(Rows from a figure dataset)
=-=-=
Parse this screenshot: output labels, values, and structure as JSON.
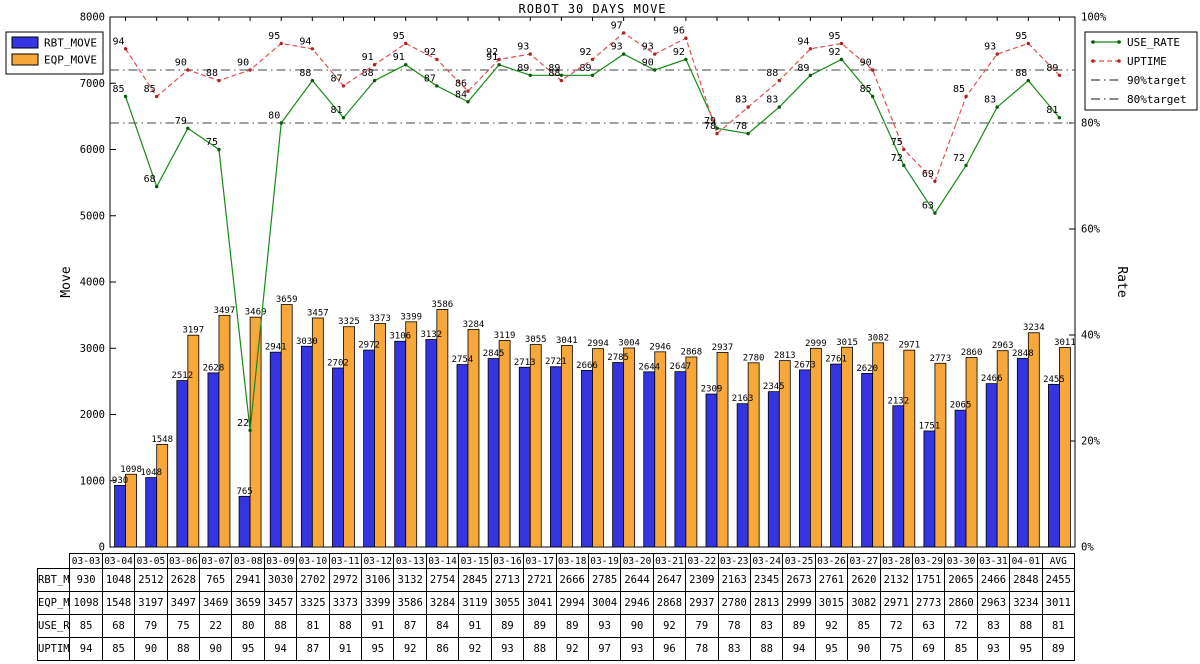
{
  "title": "ROBOT 30 DAYS MOVE",
  "axes": {
    "left_label": "Move",
    "right_label": "Rate",
    "left_ticks": [
      {
        "label": "0",
        "value": 0
      },
      {
        "label": "1000",
        "value": 1000
      },
      {
        "label": "2000",
        "value": 2000
      },
      {
        "label": "3000",
        "value": 3000
      },
      {
        "label": "4000",
        "value": 4000
      },
      {
        "label": "5000",
        "value": 5000
      },
      {
        "label": "6000",
        "value": 6000
      },
      {
        "label": "7000",
        "value": 7000
      },
      {
        "label": "8000",
        "value": 8000
      }
    ],
    "right_ticks": [
      {
        "label": "0%",
        "value": 0
      },
      {
        "label": "20%",
        "value": 20
      },
      {
        "label": "40%",
        "value": 40
      },
      {
        "label": "60%",
        "value": 60
      },
      {
        "label": "80%",
        "value": 80
      },
      {
        "label": "100%",
        "value": 100
      }
    ]
  },
  "legend_bars": [
    {
      "label": "RBT_MOVE",
      "color": "#3434e0"
    },
    {
      "label": "EQP_MOVE",
      "color": "#f8a83a"
    }
  ],
  "legend_lines": [
    {
      "label": "USE_RATE",
      "color": "#188a18",
      "dash": "",
      "markers": true,
      "marker_color": "#0a5a0a"
    },
    {
      "label": "UPTIME",
      "color": "#e05050",
      "dash": "5 3",
      "markers": true,
      "marker_color": "#b22222"
    },
    {
      "label": "90%target",
      "color": "#444444",
      "dash": "9 4 1.5 4",
      "markers": false
    },
    {
      "label": "80%target",
      "color": "#444444",
      "dash": "9 4 1.5 4",
      "markers": false
    }
  ],
  "chart_data": {
    "type": "bar+line combo",
    "title": "ROBOT 30 DAYS MOVE",
    "xlabel": "",
    "ylabel_left": "Move",
    "ylabel_right": "Rate",
    "ylim_left": [
      0,
      8000
    ],
    "ylim_right": [
      0,
      100
    ],
    "grid": "off",
    "legend_position": "bar legend top-left, line legend top-right",
    "categories": [
      "03-03",
      "03-04",
      "03-05",
      "03-06",
      "03-07",
      "03-08",
      "03-09",
      "03-10",
      "03-11",
      "03-12",
      "03-13",
      "03-14",
      "03-15",
      "03-16",
      "03-17",
      "03-18",
      "03-19",
      "03-20",
      "03-21",
      "03-22",
      "03-23",
      "03-24",
      "03-25",
      "03-26",
      "03-27",
      "03-28",
      "03-29",
      "03-30",
      "03-31",
      "04-01",
      "AVG"
    ],
    "series": [
      {
        "name": "RBT_MOVE",
        "type": "bar",
        "axis": "left",
        "color": "#3434e0",
        "values": [
          930,
          1048,
          2512,
          2628,
          765,
          2941,
          3030,
          2702,
          2972,
          3106,
          3132,
          2754,
          2845,
          2713,
          2721,
          2666,
          2785,
          2644,
          2647,
          2309,
          2163,
          2345,
          2673,
          2761,
          2620,
          2132,
          1751,
          2065,
          2466,
          2848,
          2455
        ]
      },
      {
        "name": "EQP_MOVE",
        "type": "bar",
        "axis": "left",
        "color": "#f8a83a",
        "values": [
          1098,
          1548,
          3197,
          3497,
          3469,
          3659,
          3457,
          3325,
          3373,
          3399,
          3586,
          3284,
          3119,
          3055,
          3041,
          2994,
          3004,
          2946,
          2868,
          2937,
          2780,
          2813,
          2999,
          3015,
          3082,
          2971,
          2773,
          2860,
          2963,
          3234,
          3011
        ]
      },
      {
        "name": "USE_RATE",
        "type": "line",
        "axis": "right",
        "unit": "%",
        "color": "#188a18",
        "dash": "",
        "marker_color": "#0a5a0a",
        "values": [
          85,
          68,
          79,
          75,
          22,
          80,
          88,
          81,
          88,
          91,
          87,
          84,
          91,
          89,
          89,
          89,
          93,
          90,
          92,
          79,
          78,
          83,
          89,
          92,
          85,
          72,
          63,
          72,
          83,
          88,
          81
        ]
      },
      {
        "name": "UPTIME",
        "type": "line",
        "axis": "right",
        "unit": "%",
        "color": "#e05050",
        "dash": "5 3",
        "marker_color": "#b22222",
        "values": [
          94,
          85,
          90,
          88,
          90,
          95,
          94,
          87,
          91,
          95,
          92,
          86,
          92,
          93,
          88,
          92,
          97,
          93,
          96,
          78,
          83,
          88,
          94,
          95,
          90,
          75,
          69,
          85,
          93,
          95,
          89
        ]
      }
    ],
    "target_lines": [
      {
        "label": "90%target",
        "value": 90
      },
      {
        "label": "80%target",
        "value": 80
      }
    ]
  },
  "table": {
    "rows": [
      {
        "label": "RBT_MOVE",
        "series": 0
      },
      {
        "label": "EQP_MOVE",
        "series": 1
      },
      {
        "label": "USE_RATE (%)",
        "series": 2
      },
      {
        "label": "UPTIME (%)",
        "series": 3
      }
    ]
  }
}
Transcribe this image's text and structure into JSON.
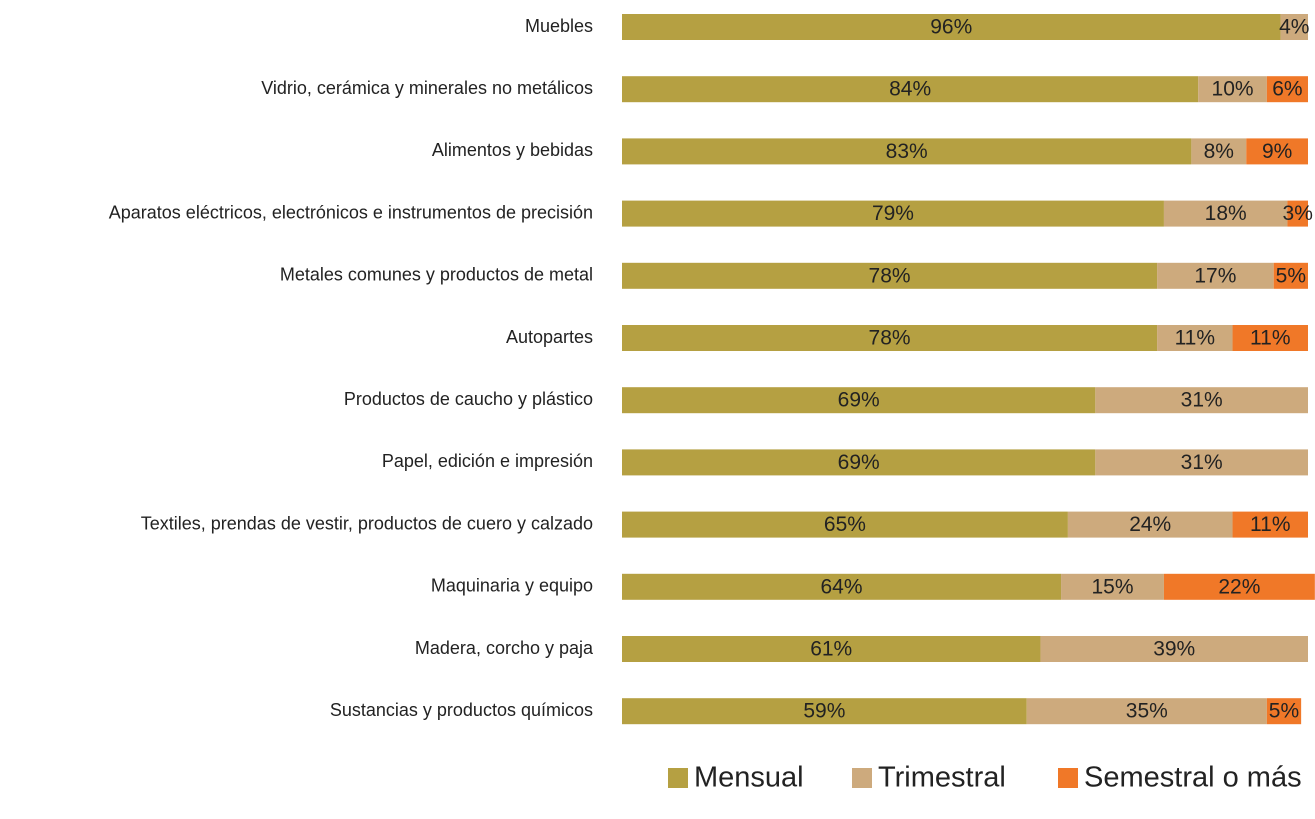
=-=-=
Work instructions:
Count the lines in the entries that hold the word "this", and give nothing but the total.

Task solution:
2